### What is being asked
Nothing in the entries may differ when you return them.

### Records provided

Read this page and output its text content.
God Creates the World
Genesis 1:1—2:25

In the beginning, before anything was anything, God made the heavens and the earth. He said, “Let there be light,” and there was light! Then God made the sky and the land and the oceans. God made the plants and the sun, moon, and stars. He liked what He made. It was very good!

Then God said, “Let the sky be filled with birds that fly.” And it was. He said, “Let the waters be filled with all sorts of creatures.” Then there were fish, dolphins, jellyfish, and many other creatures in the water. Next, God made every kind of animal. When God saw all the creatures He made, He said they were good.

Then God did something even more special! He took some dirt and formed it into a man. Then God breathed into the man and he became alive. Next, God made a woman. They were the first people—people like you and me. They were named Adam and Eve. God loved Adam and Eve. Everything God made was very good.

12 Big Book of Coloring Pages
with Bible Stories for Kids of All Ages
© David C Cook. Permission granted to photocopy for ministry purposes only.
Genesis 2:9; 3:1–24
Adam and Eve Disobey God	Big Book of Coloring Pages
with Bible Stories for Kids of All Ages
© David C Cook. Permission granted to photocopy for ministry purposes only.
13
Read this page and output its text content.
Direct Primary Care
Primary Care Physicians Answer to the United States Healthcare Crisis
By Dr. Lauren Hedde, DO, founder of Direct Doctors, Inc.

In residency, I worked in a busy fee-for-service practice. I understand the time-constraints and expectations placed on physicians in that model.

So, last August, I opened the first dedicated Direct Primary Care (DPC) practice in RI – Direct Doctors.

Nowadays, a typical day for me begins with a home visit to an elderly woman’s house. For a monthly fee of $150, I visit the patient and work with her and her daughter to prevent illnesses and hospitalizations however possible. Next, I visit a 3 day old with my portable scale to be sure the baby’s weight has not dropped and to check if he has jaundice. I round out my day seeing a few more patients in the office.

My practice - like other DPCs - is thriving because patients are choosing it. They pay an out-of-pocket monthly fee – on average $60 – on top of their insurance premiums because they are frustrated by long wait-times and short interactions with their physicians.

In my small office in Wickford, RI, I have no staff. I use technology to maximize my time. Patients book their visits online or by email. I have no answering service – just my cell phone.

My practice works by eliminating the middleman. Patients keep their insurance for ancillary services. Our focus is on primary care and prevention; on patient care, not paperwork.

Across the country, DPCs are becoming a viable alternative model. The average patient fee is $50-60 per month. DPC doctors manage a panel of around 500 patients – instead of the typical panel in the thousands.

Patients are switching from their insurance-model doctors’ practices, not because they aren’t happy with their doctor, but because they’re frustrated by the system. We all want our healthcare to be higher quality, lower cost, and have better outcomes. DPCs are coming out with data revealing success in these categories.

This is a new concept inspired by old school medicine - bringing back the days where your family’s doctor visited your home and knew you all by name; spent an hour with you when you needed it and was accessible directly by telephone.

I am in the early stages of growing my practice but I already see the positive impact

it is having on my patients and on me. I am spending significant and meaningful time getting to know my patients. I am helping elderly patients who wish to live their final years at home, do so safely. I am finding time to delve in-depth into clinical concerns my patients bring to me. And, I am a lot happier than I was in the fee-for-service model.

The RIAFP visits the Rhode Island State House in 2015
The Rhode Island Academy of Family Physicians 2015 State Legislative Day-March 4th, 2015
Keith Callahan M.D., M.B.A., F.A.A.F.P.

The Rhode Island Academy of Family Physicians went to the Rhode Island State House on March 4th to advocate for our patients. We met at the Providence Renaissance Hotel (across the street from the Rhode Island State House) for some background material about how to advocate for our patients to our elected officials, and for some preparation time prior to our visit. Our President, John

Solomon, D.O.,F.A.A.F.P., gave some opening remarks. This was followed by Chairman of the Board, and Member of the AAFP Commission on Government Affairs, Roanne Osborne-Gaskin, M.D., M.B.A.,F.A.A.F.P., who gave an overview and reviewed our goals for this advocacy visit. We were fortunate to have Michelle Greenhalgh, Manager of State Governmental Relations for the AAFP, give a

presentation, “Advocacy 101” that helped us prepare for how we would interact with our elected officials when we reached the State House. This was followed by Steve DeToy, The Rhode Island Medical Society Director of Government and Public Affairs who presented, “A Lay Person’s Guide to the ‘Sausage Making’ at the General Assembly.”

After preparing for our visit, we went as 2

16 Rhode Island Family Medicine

### Response to the task
Read this page and output its text content.
God Creates the World
Genesis 1:1—2:25

In the beginning, before anything was anything, God made the heavens and the earth. He said, “Let there be light,” and there was light! Then God made the sky and the land and the oceans. God made the plants and the sun, moon, and stars. He liked what He made. It was very good!

Then God said, “Let the sky be filled with birds that fly.” And it was. He said, “Let the waters be filled with all sorts of creatures.” Then there were fish, dolphins, jellyfish, and many other creatures in the water. Next, God made every kind of animal. When God saw all the creatures He made, He said they were good.

Then God did something even more special! He took some dirt and formed it into a man. Then God breathed into the man and he became alive. Next, God made a woman. They were the first people—people like you and me. They were named Adam and Eve. God loved Adam and Eve. Everything God made was very good.

12 Big Book of Coloring Pages
with Bible Stories for Kids of All Ages
© David C Cook. Permission granted to photocopy for ministry purposes only.
Genesis 2:9; 3:1–24
Adam and Eve Disobey God	Big Book of Coloring Pages
with Bible Stories for Kids of All Ages
© David C Cook. Permission granted to photocopy for ministry purposes only.
13
Read this page and output its text content.
Direct Primary Care
Primary Care Physicians Answer to the United States Healthcare Crisis
By Dr. Lauren Hedde, DO, founder of Direct Doctors, Inc.

In residency, I worked in a busy fee-for-service practice. I understand the time-constraints and expectations placed on physicians in that model.

So, last August, I opened the first dedicated Direct Primary Care (DPC) practice in RI – Direct Doctors.

Nowadays, a typical day for me begins with a home visit to an elderly woman’s house. For a monthly fee of $150, I visit the patient and work with her and her daughter to prevent illnesses and hospitalizations however possible. Next, I visit a 3 day old with my portable scale to be sure the baby’s weight has not dropped and to check if he has jaundice. I round out my day seeing a few more patients in the office.

My practice - like other DPCs - is thriving because patients are choosing it. They pay an out-of-pocket monthly fee – on average $60 – on top of their insurance premiums because they are frustrated by long wait-times and short interactions with their physicians.

In my small office in Wickford, RI, I have no staff. I use technology to maximize my time. Patients book their visits online or by email. I have no answering service – just my cell phone.

My practice works by eliminating the middleman. Patients keep their insurance for ancillary services. Our focus is on primary care and prevention; on patient care, not paperwork.

Across the country, DPCs are becoming a viable alternative model. The average patient fee is $50-60 per month. DPC doctors manage a panel of around 500 patients – instead of the typical panel in the thousands.

Patients are switching from their insurance-model doctors’ practices, not because they aren’t happy with their doctor, but because they’re frustrated by the system. We all want our healthcare to be higher quality, lower cost, and have better outcomes. DPCs are coming out with data revealing success in these categories.

This is a new concept inspired by old school medicine - bringing back the days where your family’s doctor visited your home and knew you all by name; spent an hour with you when you needed it and was accessible directly by telephone.

I am in the early stages of growing my practice but I already see the positive impact

it is having on my patients and on me. I am spending significant and meaningful time getting to know my patients. I am helping elderly patients who wish to live their final years at home, do so safely. I am finding time to delve in-depth into clinical concerns my patients bring to me. And, I am a lot happier than I was in the fee-for-service model.

The RIAFP visits the Rhode Island State House in 2015
The Rhode Island Academy of Family Physicians 2015 State Legislative Day-March 4th, 2015
Keith Callahan M.D., M.B.A., F.A.A.F.P.

The Rhode Island Academy of Family Physicians went to the Rhode Island State House on March 4th to advocate for our patients. We met at the Providence Renaissance Hotel (across the street from the Rhode Island State House) for some background material about how to advocate for our patients to our elected officials, and for some preparation time prior to our visit. Our President, John

Solomon, D.O.,F.A.A.F.P., gave some opening remarks. This was followed by Chairman of the Board, and Member of the AAFP Commission on Government Affairs, Roanne Osborne-Gaskin, M.D., M.B.A.,F.A.A.F.P., who gave an overview and reviewed our goals for this advocacy visit. We were fortunate to have Michelle Greenhalgh, Manager of State Governmental Relations for the AAFP, give a

presentation, “Advocacy 101” that helped us prepare for how we would interact with our elected officials when we reached the State House. This was followed by Steve DeToy, The Rhode Island Medical Society Director of Government and Public Affairs who presented, “A Lay Person’s Guide to the ‘Sausage Making’ at the General Assembly.”

After preparing for our visit, we went as 2

16 Rhode Island Family Medicine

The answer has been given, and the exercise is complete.